TEXT PASSAGE:

AI & Local News Challenge, Building SimPPL for Local News

Four blocks with various data/information, one regarding upvotes, one regarding users belonging to subreddits, one regarding what users have also engaged with, and one regarding other engagement

Four blocks with various data/information, one regarding upvotes, one regarding users belonging to subreddits, one regarding what users have also engaged with, and one regarding other engagement

The shift towards digital consumption of news introduces more variables for journalists and news organizations to deal with when catering to their readership. The availability of digital trace data provides opportunities for understanding subscriber preferences. In the challenging digital news landscape, many news organizations are producing their work with limited human capital. In such a situation it becomes mission-critical to not only tap into alternative revenue sources like digital ads, but also improve their connection with their readers. But what topics does their audience want to read about? What conversations emerge around their articles? How do these conversations change over time and across platforms? And how can local news do better as the de facto voice of local citizens in many counties?

The challenge in using existing personalization and audience-tracking tools is the need for dedicated personnel, the non-static nature of discourse, and the rapid influx of novel topics into conversations spread across multiple platforms which are hard to track. In a multi-year study of 130 News + AI Technologies by the Knight Foundation,news generation and production technologies outnumbered output monitoring and auditing technologies six to one. We enable local news organizations to visualize the landscape of audiences consuming their articles across different social networks at the click of a button. Our software provides a dynamic picture of the audience that an article reaches via digital channels like Reddit, Twitter, Google, Facebook, and learns their evolving preferences by using bleeding-edge simulation intelligence technology.

SHORT TASK A: Quote the part of the SimPPL local news passage starting at "The challenge in" and ending at "simulation intelligence technology.".

RECORDS FOR THIS TASK:
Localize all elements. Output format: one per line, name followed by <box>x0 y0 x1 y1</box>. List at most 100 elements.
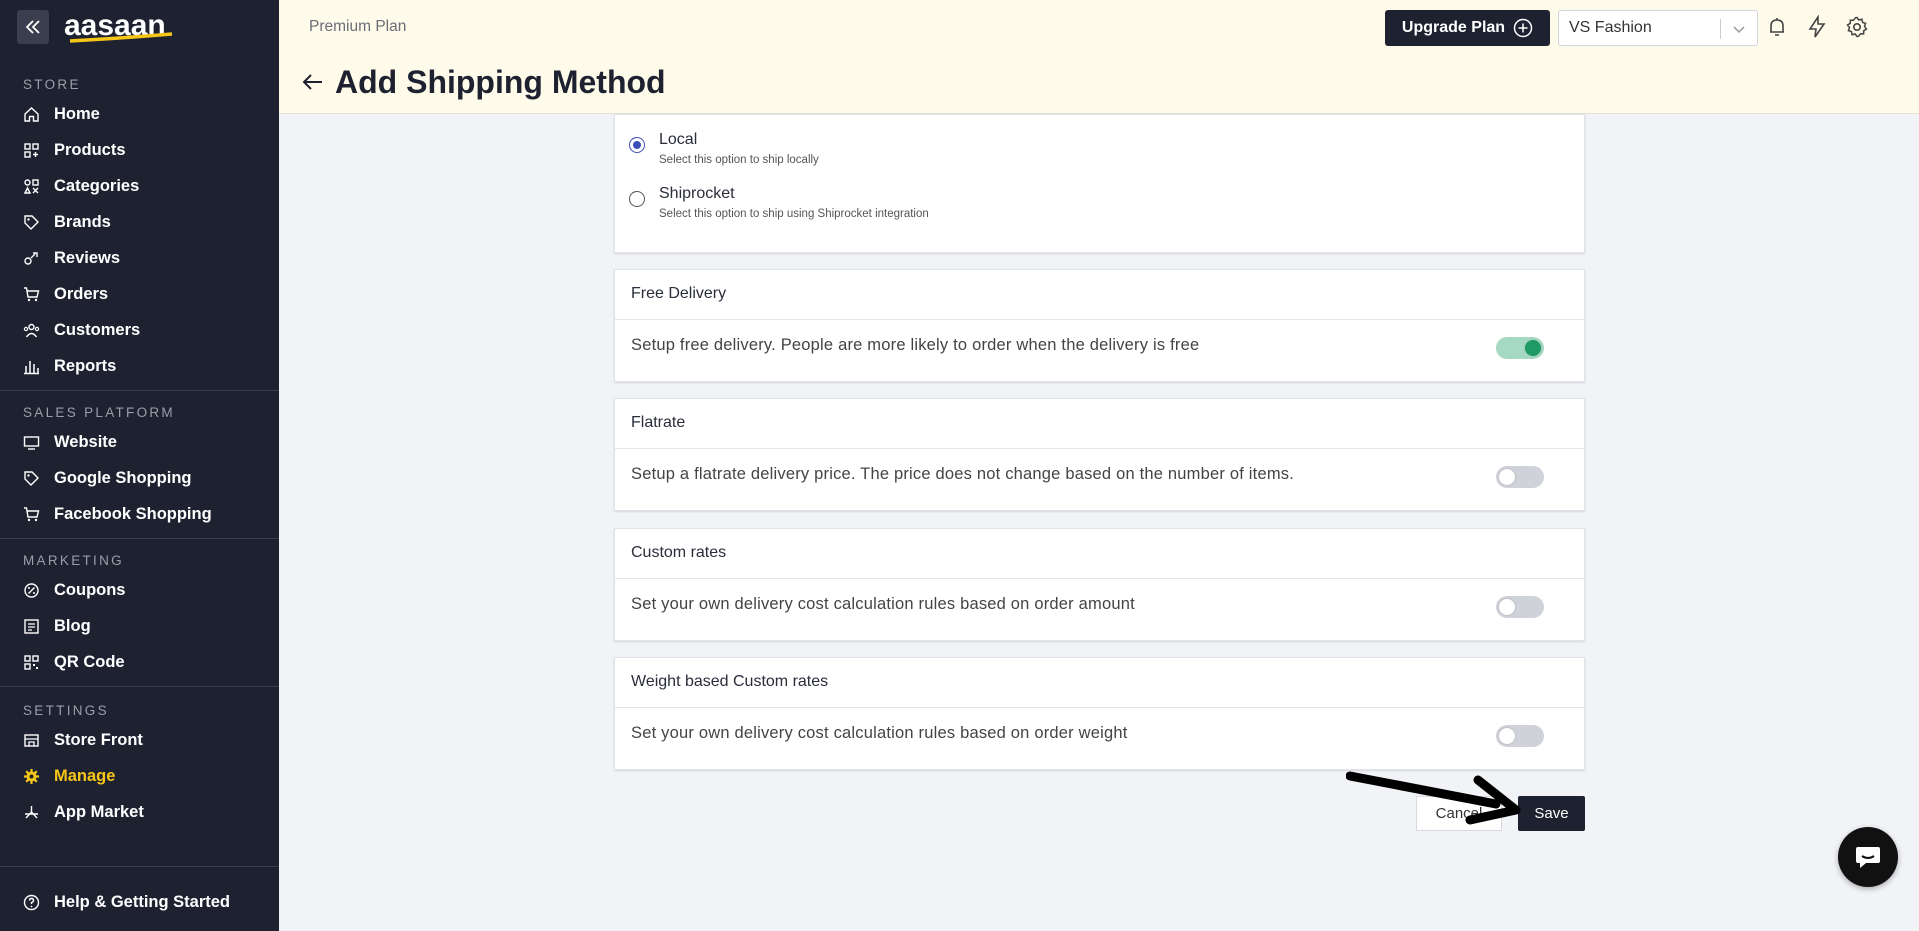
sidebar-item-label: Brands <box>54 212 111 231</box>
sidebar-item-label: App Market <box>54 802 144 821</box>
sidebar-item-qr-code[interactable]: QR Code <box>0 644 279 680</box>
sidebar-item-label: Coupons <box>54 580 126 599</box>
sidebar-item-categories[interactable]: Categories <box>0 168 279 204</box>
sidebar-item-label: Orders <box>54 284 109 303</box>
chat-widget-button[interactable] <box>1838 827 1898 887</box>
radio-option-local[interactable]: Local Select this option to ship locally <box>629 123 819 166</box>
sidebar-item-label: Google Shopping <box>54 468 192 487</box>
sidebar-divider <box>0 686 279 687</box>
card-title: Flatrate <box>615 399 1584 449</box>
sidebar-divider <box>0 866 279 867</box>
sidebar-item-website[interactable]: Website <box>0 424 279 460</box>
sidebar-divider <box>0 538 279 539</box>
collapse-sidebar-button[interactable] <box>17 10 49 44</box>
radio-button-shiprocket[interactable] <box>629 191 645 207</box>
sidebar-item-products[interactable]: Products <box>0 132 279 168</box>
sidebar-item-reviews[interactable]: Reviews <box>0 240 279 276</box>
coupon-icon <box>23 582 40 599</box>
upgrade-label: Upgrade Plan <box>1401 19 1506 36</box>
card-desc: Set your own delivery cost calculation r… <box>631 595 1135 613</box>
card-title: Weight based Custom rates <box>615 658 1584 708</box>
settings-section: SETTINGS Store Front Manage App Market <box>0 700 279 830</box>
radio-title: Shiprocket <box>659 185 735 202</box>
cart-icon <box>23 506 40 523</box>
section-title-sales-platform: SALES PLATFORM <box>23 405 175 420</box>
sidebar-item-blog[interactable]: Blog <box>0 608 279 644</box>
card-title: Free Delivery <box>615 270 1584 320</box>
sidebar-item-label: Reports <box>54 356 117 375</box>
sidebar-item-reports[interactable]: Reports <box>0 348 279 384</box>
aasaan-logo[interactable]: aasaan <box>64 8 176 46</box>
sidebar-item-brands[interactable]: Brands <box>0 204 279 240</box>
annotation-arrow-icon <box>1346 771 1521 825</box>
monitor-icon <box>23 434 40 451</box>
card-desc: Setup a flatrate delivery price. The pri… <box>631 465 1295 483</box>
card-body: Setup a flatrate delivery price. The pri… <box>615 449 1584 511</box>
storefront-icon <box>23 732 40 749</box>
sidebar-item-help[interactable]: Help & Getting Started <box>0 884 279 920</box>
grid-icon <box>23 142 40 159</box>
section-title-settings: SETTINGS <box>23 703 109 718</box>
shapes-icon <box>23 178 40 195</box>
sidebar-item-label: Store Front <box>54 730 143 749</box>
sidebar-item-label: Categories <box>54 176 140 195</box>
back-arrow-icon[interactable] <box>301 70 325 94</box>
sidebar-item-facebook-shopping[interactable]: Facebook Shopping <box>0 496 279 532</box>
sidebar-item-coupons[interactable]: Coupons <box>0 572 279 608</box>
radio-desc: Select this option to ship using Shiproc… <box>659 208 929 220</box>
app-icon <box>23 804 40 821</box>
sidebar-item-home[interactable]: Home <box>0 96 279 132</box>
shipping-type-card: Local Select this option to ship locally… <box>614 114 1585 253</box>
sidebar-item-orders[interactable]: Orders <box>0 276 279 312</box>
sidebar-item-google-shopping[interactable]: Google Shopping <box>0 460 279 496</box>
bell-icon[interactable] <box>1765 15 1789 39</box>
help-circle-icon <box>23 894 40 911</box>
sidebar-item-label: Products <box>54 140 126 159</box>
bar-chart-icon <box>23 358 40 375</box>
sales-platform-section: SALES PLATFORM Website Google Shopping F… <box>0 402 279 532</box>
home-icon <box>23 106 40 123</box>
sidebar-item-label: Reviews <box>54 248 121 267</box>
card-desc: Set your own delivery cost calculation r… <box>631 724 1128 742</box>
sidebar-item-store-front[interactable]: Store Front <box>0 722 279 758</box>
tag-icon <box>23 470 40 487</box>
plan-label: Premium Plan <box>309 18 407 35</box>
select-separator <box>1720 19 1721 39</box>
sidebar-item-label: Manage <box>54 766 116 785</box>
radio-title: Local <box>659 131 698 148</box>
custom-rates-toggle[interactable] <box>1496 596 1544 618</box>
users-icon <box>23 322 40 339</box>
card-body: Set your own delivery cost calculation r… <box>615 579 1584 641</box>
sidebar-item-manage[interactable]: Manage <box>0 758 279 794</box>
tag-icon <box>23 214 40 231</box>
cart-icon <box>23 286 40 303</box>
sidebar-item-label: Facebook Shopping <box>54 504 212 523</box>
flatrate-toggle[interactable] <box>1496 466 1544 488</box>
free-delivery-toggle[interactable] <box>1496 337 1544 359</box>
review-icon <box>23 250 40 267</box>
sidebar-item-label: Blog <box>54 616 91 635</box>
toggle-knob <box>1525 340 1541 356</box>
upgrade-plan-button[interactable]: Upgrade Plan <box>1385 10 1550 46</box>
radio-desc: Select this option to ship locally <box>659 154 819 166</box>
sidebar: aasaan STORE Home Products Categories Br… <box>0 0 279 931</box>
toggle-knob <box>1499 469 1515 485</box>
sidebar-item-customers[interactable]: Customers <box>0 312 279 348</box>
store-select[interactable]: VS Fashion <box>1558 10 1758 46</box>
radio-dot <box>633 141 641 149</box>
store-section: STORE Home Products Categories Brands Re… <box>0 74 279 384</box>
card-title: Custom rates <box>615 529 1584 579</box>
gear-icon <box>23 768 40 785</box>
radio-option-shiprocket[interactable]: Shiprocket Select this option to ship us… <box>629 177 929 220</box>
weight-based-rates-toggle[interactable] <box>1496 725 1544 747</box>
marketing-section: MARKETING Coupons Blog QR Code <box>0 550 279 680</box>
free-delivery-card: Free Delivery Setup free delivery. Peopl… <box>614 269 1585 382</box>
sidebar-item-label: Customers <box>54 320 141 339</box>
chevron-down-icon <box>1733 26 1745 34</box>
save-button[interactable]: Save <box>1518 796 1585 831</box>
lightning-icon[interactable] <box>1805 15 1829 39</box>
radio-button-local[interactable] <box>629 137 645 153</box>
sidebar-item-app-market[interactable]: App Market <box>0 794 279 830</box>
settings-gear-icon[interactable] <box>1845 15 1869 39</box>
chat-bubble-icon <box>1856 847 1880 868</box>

SHORT TASK B: In the records, print the lines starting at the line that contains "sidebar-item-label: Brands <box>54" and ending at the line that contains "card-desc: Setup a".

CORRECT RESULT A:
The challenge in using existing personalization and audience-tracking tools is the need for dedicated personnel, the non-static nature of discourse, and the rapid influx of novel topics into conversations spread across multiple platforms which are hard to track. In a multi-year study of 130 News + AI Technologies by the Knight Foundation,news generation and production technologies outnumbered output monitoring and auditing technologies six to one. We enable local news organizations to visualize the landscape of audiences consuming their articles across different social networks at the click of a button. Our software provides a dynamic picture of the audience that an article reaches via digital channels like Reddit, Twitter, Google, Facebook, and learns their evolving preferences by using bleeding-edge simulation intelligence technology.

CORRECT RESULT B:
sidebar-item-label: Brands <box>54 212 111 231</box>
sidebar-item-label: App Market <box>54 802 144 821</box>
sidebar-item-qr-code[interactable]: QR Code <box>0 644 279 680</box>
sidebar-item-label: Coupons <box>54 580 126 599</box>
sidebar-item-categories[interactable]: Categories <box>0 168 279 204</box>
sidebar-item-label: Orders <box>54 284 109 303</box>
chat-widget-button[interactable] <box>1838 827 1898 887</box>
radio-option-local[interactable]: Local Select this option to ship locally <box>629 123 819 166</box>
sidebar-item-label: Google Shopping <box>54 468 192 487</box>
sidebar-divider <box>0 686 279 687</box>
card-title: Flatrate <box>615 399 1584 449</box>
sidebar-divider <box>0 866 279 867</box>
sidebar-item-website[interactable]: Website <box>0 424 279 460</box>
sidebar-divider <box>0 538 279 539</box>
collapse-sidebar-button[interactable] <box>17 10 49 44</box>
radio-button-shiprocket[interactable] <box>629 191 645 207</box>
sidebar-item-products[interactable]: Products <box>0 132 279 168</box>
sidebar-item-reviews[interactable]: Reviews <box>0 240 279 276</box>
coupon-icon <box>23 582 40 599</box>
upgrade-label: Upgrade Plan <box>1401 19 1506 36</box>
card-desc: Set your own delivery cost calculation r… <box>631 595 1135 613</box>
card-title: Weight based Custom rates <box>615 658 1584 708</box>
settings-section: SETTINGS Store Front Manage App Market <box>0 700 279 830</box>
radio-title: Shiprocket <box>659 185 735 202</box>
cart-icon <box>23 506 40 523</box>
section-title-sales-platform: SALES PLATFORM <box>23 405 175 420</box>
sidebar-item-blog[interactable]: Blog <box>0 608 279 644</box>
card-title: Free Delivery <box>615 270 1584 320</box>
sidebar-item-label: Reports <box>54 356 117 375</box>
sidebar-item-reports[interactable]: Reports <box>0 348 279 384</box>
aasaan-logo[interactable]: aasaan <box>64 8 176 46</box>
sidebar-item-brands[interactable]: Brands <box>0 204 279 240</box>
annotation-arrow-icon <box>1346 771 1521 825</box>
monitor-icon <box>23 434 40 451</box>
card-desc: Setup a flatrate delivery price. The pri… <box>631 465 1295 483</box>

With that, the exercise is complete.